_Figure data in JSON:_
|---|

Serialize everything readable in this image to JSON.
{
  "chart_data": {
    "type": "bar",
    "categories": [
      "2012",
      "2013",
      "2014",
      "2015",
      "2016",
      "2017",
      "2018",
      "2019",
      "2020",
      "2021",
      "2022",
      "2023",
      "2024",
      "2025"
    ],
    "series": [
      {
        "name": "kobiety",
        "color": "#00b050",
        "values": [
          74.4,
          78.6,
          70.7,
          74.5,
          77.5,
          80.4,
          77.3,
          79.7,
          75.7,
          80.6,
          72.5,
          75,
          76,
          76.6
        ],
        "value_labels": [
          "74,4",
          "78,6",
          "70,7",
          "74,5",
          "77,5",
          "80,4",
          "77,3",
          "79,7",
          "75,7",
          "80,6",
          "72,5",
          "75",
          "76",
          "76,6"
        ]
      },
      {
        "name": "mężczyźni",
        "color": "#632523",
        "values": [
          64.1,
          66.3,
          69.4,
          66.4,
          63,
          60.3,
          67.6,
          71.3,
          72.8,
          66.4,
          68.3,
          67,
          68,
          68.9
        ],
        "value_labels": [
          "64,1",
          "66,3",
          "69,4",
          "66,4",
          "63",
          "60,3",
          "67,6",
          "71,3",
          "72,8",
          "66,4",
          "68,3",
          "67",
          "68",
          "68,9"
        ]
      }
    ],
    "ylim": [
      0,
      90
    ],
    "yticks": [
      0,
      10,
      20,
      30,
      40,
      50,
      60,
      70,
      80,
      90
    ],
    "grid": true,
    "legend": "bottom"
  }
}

|---|

_WHAT IS BEING ASKED:_
Print the material verbatim, all of it.

_SOLUTION:_
Serialize everything readable in this image to JSON.
{
  "chart_data": {
    "type": "bar",
    "categories": [
      "2012",
      "2013",
      "2014",
      "2015",
      "2016",
      "2017",
      "2018",
      "2019",
      "2020",
      "2021",
      "2022",
      "2023",
      "2024",
      "2025"
    ],
    "series": [
      {
        "name": "kobiety",
        "color": "#00b050",
        "values": [
          74.4,
          78.6,
          70.7,
          74.5,
          77.5,
          80.4,
          77.3,
          79.7,
          75.7,
          80.6,
          72.5,
          75,
          76,
          76.6
        ],
        "value_labels": [
          "74,4",
          "78,6",
          "70,7",
          "74,5",
          "77,5",
          "80,4",
          "77,3",
          "79,7",
          "75,7",
          "80,6",
          "72,5",
          "75",
          "76",
          "76,6"
        ]
      },
      {
        "name": "mężczyźni",
        "color": "#632523",
        "values": [
          64.1,
          66.3,
          69.4,
          66.4,
          63,
          60.3,
          67.6,
          71.3,
          72.8,
          66.4,
          68.3,
          67,
          68,
          68.9
        ],
        "value_labels": [
          "64,1",
          "66,3",
          "69,4",
          "66,4",
          "63",
          "60,3",
          "67,6",
          "71,3",
          "72,8",
          "66,4",
          "68,3",
          "67",
          "68",
          "68,9"
        ]
      }
    ],
    "ylim": [
      0,
      90
    ],
    "yticks": [
      0,
      10,
      20,
      30,
      40,
      50,
      60,
      70,
      80,
      90
    ],
    "grid": true,
    "legend": "bottom"
  }
}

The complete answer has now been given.